__Exercise task__: Copy out the data below as written; omit any images.

[Dataset excerpt]
"""
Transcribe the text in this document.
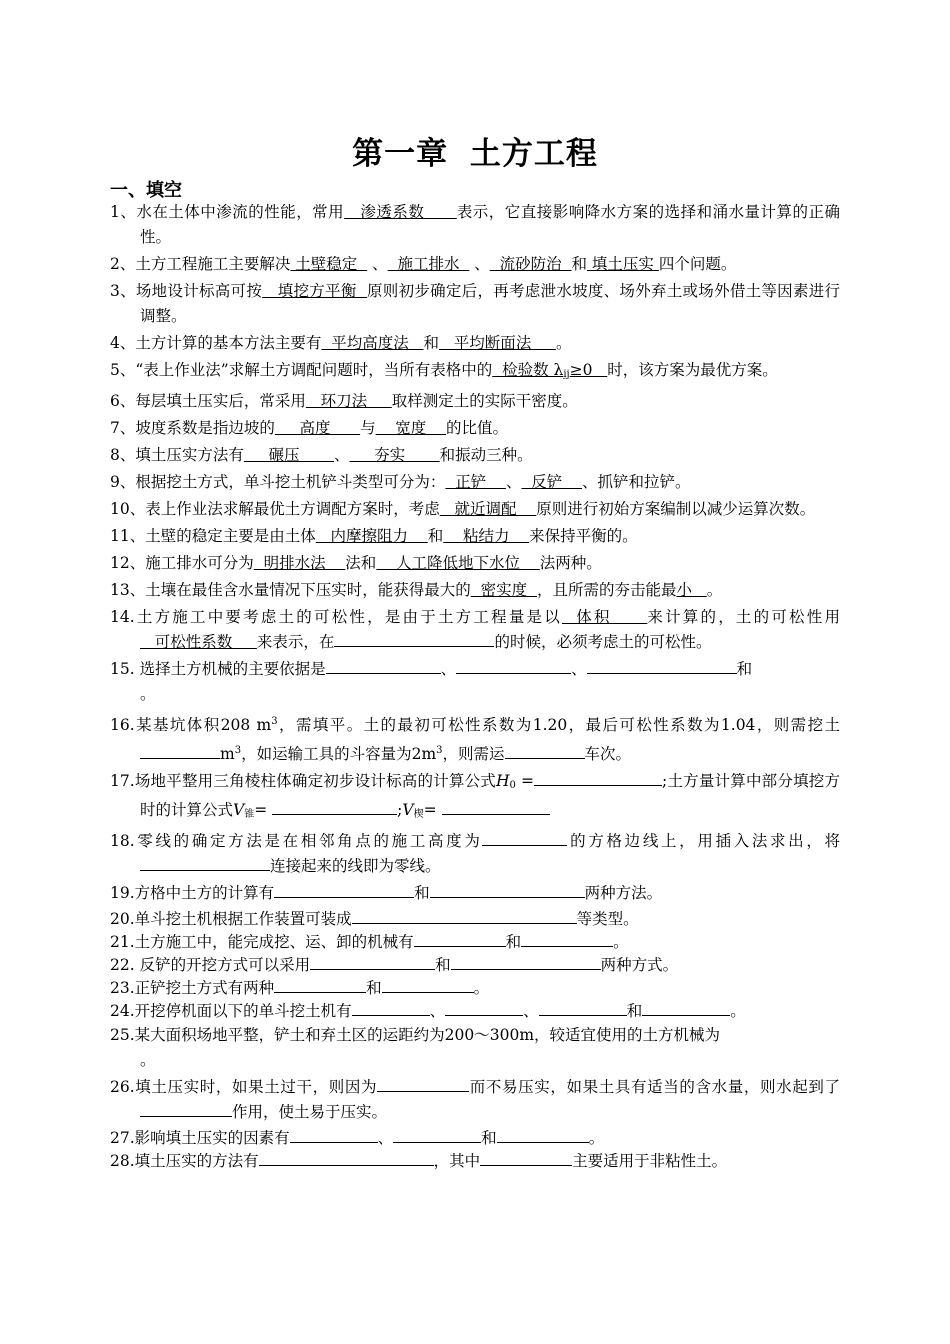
第一章 土方工程
一、填空
1、水在土体中渗流的性能，常用   渗透系数      表示，它直接影响降水方案的选择和涌水量计算的正确性。
2、土方工程施工主要解决 土壁稳定   、  施工排水   、  流砂防治  和 填土压实 四个问题。
3、场地设计标高可按   填挖方平衡  原则初步确定后，再考虑泄水坡度、场外弃土或场外借土等因素进行调整。
4、土方计算的基本方法主要有  平均高度法   和   平均断面法     。
5、“表上作业法”求解土方调配问题时，当所有表格中的  检验数 $\lambda_{ij}\ge 0$   时，该方案为最优方案。
6、每层填土压实后，常采用   环刀法     取样测定土的实际干密度。
7、坡度系数是指边坡的     高度      与    宽度    的比值。
8、填土压实方法有     碾压       、     夯实       和振动三种。
9、根据挖土方式，单斗挖土机铲斗类型可分为：  正铲    、  反铲    、抓铲和拉铲。
10、表上作业法求解最优土方调配方案时，考虑   就近调配    原则进行初始方案编制以减少运算次数。
11、土壁的稳定主要是由土体   内摩擦阻力    和    粘结力    来保持平衡的。
12、施工排水可分为  明排水法    法和    人工降低地下水位    法两种。
13、土壤在最佳含水量情况下压实时，能获得最大的  密实度  ，且所需的夯击能最小   。
14.土方施工中要考虑土的可松性，是由于土方工程量是以  体积     来计算的，土的可松性用   可松性系数     来表示，在	的时候，必须考虑土的可松性。
15. 选择土方机械的主要依据是	、	、	和
。
16.某基坑体积208 $m^3$，需填平。土的最初可松性系数为1.20，最后可松性系数为1.04，则需挖土$m^3$，如运输工具的斗容量为$2m^3$，则需运	车次。
17.场地平整用三角棱柱体确定初步设计标高的计算公式$H_0$ =	;土方量计算中部分填挖方时的计算公式$V_锥=$	$;V_楔=$
18.零线的确定方法是在相邻角点的施工高度为	的方格边线上，用插入法求出，将连接起来的线即为零线。
19.方格中土方的计算有	和	两种方法。
20.单斗挖土机根据工作装置可装成	等类型。
21.土方施工中，能完成挖、运、卸的机械有	和	。
22. 反铲的开挖方式可以采用	和	两种方式。
23.正铲挖土方式有两种	和	。
24.开挖停机面以下的单斗挖土机有	、	、	和	。
25.某大面积场地平整，铲土和弃土区的运距约为200～300m，较适宜使用的土方机械为
。
26.填土压实时，如果土过干，则因为	而不易压实，如果土具有适当的含水量，则水起到了作用，使土易于压实。
27.影响填土压实的因素有	、	和	。
28.填土压实的方法有	，其中	主要适用于非粘性土。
"""
__Answer to the problem__:
Transcribe the text in this document.
第一章 土方工程
一、填空
1、水在土体中渗流的性能，常用   渗透系数      表示，它直接影响降水方案的选择和涌水量计算的正确性。
2、土方工程施工主要解决 土壁稳定   、  施工排水   、  流砂防治  和 填土压实 四个问题。
3、场地设计标高可按   填挖方平衡  原则初步确定后，再考虑泄水坡度、场外弃土或场外借土等因素进行调整。
4、土方计算的基本方法主要有  平均高度法   和   平均断面法     。
5、“表上作业法”求解土方调配问题时，当所有表格中的  检验数 $\lambda_{ij}\ge 0$   时，该方案为最优方案。
6、每层填土压实后，常采用   环刀法     取样测定土的实际干密度。
7、坡度系数是指边坡的     高度      与    宽度    的比值。
8、填土压实方法有     碾压       、     夯实       和振动三种。
9、根据挖土方式，单斗挖土机铲斗类型可分为：  正铲    、  反铲    、抓铲和拉铲。
10、表上作业法求解最优土方调配方案时，考虑   就近调配    原则进行初始方案编制以减少运算次数。
11、土壁的稳定主要是由土体   内摩擦阻力    和    粘结力    来保持平衡的。
12、施工排水可分为  明排水法    法和    人工降低地下水位    法两种。
13、土壤在最佳含水量情况下压实时，能获得最大的  密实度  ，且所需的夯击能最小   。
14.土方施工中要考虑土的可松性，是由于土方工程量是以  体积     来计算的，土的可松性用   可松性系数     来表示，在	的时候，必须考虑土的可松性。
15. 选择土方机械的主要依据是	、	、	和
。
16.某基坑体积208 $m^3$，需填平。土的最初可松性系数为1.20，最后可松性系数为1.04，则需挖土$m^3$，如运输工具的斗容量为$2m^3$，则需运	车次。
17.场地平整用三角棱柱体确定初步设计标高的计算公式$H_0$ =	;土方量计算中部分填挖方时的计算公式$V_锥=$	$;V_楔=$
18.零线的确定方法是在相邻角点的施工高度为	的方格边线上，用插入法求出，将连接起来的线即为零线。
19.方格中土方的计算有	和	两种方法。
20.单斗挖土机根据工作装置可装成	等类型。
21.土方施工中，能完成挖、运、卸的机械有	和	。
22. 反铲的开挖方式可以采用	和	两种方式。
23.正铲挖土方式有两种	和	。
24.开挖停机面以下的单斗挖土机有	、	、	和	。
25.某大面积场地平整，铲土和弃土区的运距约为200～300m，较适宜使用的土方机械为
。
26.填土压实时，如果土过干，则因为	而不易压实，如果土具有适当的含水量，则水起到了作用，使土易于压实。
27.影响填土压实的因素有	、	和	。
28.填土压实的方法有	，其中	主要适用于非粘性土。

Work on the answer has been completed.